§ **Given task 1**:
Output the email on memory profiling word for word between "On Aug 24, 2006, at" and "authoritative then me.", inclusive.
§ **Given task 2**:
Rewrite the paragraph in the email on memory profiling that begins "Many requests to alternate pages" as a shorter version that keeps its main facts.

§ **Excerpted text**:
[Begin]

On Aug 24, 2006, at 6:00 AM, Philip M. Gollucci wrote:
Based on GTOP metrics above, you need to test the copy-on-write of
FreeBSD..
The A::SL docs have a method to do this contributed by Torsten
Forsch(sorry if I spelled your name wrong)
You might e-mail [EMAIL PROTECTED] or [EMAIL PROTECTED] as
they will be much more authoritative then me.
Does anyone have a link for this? I can't seem to find it in the
reelased docs or in svn trunk. i probably stared at it, and just
missed it.
From the profling I've been able to do by monitoring free mem vs
swap mem via top, i've *think* that I've the following out
The parent process is ~ 45 MB
Each child launches with ~2.4 MB of private memory
A single request consumes about 2.4 MB of memory
Based on other page request numbers, i think:
1.5mb is from page dispatch / session handling / context object
setup / general templating routines
1mb is from the page content generation
Many requests to alternate pages will consume 1mb of additional
memory-- though many will consume no additional memory. This seems
to happen regardless of the amount of / complexity of logic on the
page. So i'm at a loss on that.

[End]

(Element box annotations)
[Begin]

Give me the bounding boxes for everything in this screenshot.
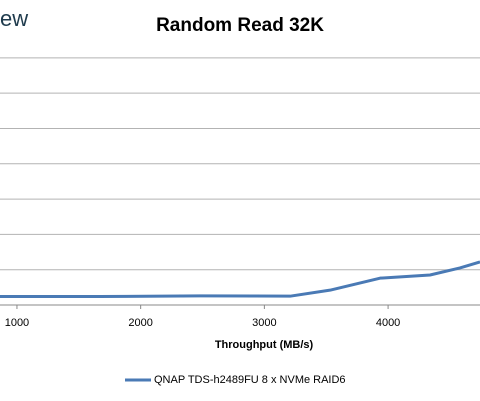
series-line xyxy=(0,260,480,299)
x-tick-label: 1000 xyxy=(5,317,29,329)
x-tick-label: 4000 xyxy=(376,317,400,329)
x-axis-label: Throughput (MB/s) xyxy=(215,339,314,351)
legend-label: QNAP TDS-h2489FU 8 x NVMe RAID6 xyxy=(154,374,346,386)
x-tick-label: 3000 xyxy=(252,317,276,329)
logo: ew xyxy=(0,6,28,31)
x-tick-label: 2000 xyxy=(128,317,152,329)
chart-title: Random Read 32K xyxy=(156,15,324,36)
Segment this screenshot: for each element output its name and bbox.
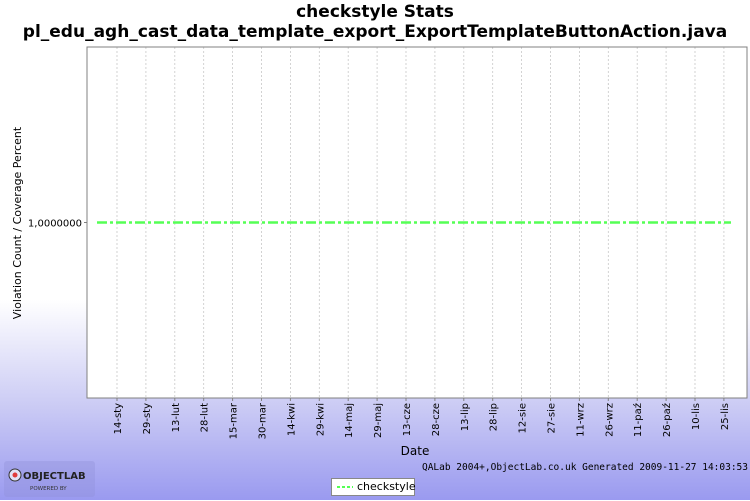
x-tick-label: 28-lip [489, 403, 500, 431]
x-tick-label: 13-lut [171, 403, 182, 432]
x-tick-label: 11-paź [632, 403, 644, 437]
legend: checkstyle [331, 478, 416, 496]
legend-label: checkstyle [357, 480, 416, 493]
x-tick-label: 26-wrz [604, 403, 615, 437]
x-tick-label: 14-maj [344, 403, 355, 438]
x-tick-label: 14-kwi [286, 403, 297, 436]
x-tick-label: 13-cze [402, 403, 413, 436]
y-tick-label: 1,0000000 [28, 219, 82, 230]
x-tick-label: 15-mar [229, 402, 240, 439]
x-tick-label: 28-lut [200, 403, 211, 432]
y-axis-label: Violation Count / Coverage Percent [11, 126, 24, 319]
x-tick-label: 26-paź [661, 403, 673, 437]
x-tick-label: 29-maj [373, 403, 384, 438]
x-tick-label: 10-lis [691, 403, 702, 430]
x-tick-label: 12-sie [518, 403, 529, 433]
x-tick-label: 25-lis [720, 403, 731, 430]
title-line-1: checkstyle Stats [296, 2, 454, 22]
chart-title: checkstyle Stats pl_edu_agh_cast_data_te… [0, 2, 750, 42]
logo-text: OBJECTLAB [23, 471, 86, 482]
legend-swatch [337, 486, 353, 488]
x-tick-label: 30-mar [258, 402, 269, 439]
x-tick-label: 14-sty [113, 403, 124, 434]
x-axis-label: Date [401, 444, 430, 458]
logo-graphic: OBJECTLAB POWERED BY [4, 461, 95, 497]
x-tick-label: 27-sie [547, 403, 558, 433]
logo-subtext: POWERED BY [30, 486, 67, 492]
x-tick-label: 29-sty [142, 403, 153, 434]
x-tick-label: 29-kwi [315, 403, 326, 436]
title-line-2: pl_edu_agh_cast_data_template_export_Exp… [22, 22, 728, 42]
objectlab-logo: OBJECTLAB POWERED BY [4, 461, 95, 497]
x-tick-label: 11-wrz [575, 403, 586, 437]
generated-timestamp: QALab 2004+,ObjectLab.co.uk Generated 20… [421, 462, 748, 473]
x-tick-label: 28-cze [431, 403, 442, 436]
x-tick-label: 13-lip [460, 403, 471, 431]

[End]

§ **Response 1**:
On Aug 24, 2006, at 6:00 AM, Philip M. Gollucci wrote:
Based on GTOP metrics above, you need to test the copy-on-write of
FreeBSD..
The A::SL docs have a method to do this contributed by Torsten
Forsch(sorry if I spelled your name wrong)
You might e-mail [EMAIL PROTECTED] or [EMAIL PROTECTED] as
they will be much more authoritative then me.

§ **Response 2**:
Many requests to alternate pages use about 1 MB of extra memory, though many use none. This seems to happen no matter how much or how complex the page's logic is, which leaves the writer at a loss.